EXERCISE DETAILS: Copy every line that contains the string "JSON" from the entries below.

:: THE RECORDS ::

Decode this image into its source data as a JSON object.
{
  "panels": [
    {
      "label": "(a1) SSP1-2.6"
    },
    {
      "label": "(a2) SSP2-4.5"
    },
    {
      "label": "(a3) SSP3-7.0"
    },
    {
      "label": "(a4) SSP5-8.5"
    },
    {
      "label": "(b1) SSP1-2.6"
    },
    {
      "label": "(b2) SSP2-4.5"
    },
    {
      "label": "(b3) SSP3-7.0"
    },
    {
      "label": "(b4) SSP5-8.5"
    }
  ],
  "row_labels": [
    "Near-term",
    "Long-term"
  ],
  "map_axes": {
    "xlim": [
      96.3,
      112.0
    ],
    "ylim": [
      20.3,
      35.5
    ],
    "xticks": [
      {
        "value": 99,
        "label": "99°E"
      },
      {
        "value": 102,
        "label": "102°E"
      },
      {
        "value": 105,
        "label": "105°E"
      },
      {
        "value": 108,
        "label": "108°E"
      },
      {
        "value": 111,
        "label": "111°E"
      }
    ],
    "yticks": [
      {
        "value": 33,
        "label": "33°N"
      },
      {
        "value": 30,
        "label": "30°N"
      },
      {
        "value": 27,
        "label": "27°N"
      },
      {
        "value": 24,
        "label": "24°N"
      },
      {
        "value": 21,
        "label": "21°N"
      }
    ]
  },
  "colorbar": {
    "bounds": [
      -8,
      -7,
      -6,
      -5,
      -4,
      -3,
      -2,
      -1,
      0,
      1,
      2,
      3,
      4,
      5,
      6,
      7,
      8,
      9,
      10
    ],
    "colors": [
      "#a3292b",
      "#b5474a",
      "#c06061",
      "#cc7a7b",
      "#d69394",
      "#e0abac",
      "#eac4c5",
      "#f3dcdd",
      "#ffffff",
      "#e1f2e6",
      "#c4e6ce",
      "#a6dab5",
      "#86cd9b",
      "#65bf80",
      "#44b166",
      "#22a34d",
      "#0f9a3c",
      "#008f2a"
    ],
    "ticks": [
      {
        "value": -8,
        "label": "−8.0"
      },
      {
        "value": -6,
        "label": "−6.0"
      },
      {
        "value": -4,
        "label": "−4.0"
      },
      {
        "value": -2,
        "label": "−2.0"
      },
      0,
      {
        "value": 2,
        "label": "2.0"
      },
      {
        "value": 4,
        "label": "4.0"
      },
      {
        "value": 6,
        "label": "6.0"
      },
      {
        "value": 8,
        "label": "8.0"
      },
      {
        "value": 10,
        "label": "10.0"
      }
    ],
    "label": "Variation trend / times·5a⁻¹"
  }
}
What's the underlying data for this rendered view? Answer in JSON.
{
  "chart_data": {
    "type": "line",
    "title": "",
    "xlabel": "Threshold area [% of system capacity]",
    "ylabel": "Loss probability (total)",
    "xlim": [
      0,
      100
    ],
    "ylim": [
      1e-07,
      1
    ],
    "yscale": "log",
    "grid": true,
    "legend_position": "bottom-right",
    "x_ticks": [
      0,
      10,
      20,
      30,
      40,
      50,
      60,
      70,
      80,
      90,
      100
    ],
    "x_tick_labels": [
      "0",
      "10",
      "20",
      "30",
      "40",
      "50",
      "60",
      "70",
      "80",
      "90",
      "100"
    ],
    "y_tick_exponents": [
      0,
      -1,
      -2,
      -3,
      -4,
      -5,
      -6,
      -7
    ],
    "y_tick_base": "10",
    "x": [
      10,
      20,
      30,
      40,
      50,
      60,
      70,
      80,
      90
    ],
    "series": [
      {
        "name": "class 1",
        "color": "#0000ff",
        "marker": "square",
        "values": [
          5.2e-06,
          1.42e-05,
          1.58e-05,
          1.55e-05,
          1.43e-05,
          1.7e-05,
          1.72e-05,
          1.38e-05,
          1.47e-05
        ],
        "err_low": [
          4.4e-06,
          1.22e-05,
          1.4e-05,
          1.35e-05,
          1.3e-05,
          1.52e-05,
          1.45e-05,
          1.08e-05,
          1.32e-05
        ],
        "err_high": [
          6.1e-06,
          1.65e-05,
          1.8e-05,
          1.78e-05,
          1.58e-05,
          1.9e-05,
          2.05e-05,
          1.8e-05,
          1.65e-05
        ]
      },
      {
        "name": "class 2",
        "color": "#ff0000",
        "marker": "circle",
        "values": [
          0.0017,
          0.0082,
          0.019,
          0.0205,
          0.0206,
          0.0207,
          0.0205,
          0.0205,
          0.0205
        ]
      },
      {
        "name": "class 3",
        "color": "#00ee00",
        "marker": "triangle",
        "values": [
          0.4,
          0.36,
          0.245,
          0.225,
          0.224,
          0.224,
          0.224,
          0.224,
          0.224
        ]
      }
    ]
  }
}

:::

TASK SOLUTION:
Decode this image into its source data as a JSON object.
What's the underlying data for this rendered view? Answer in JSON.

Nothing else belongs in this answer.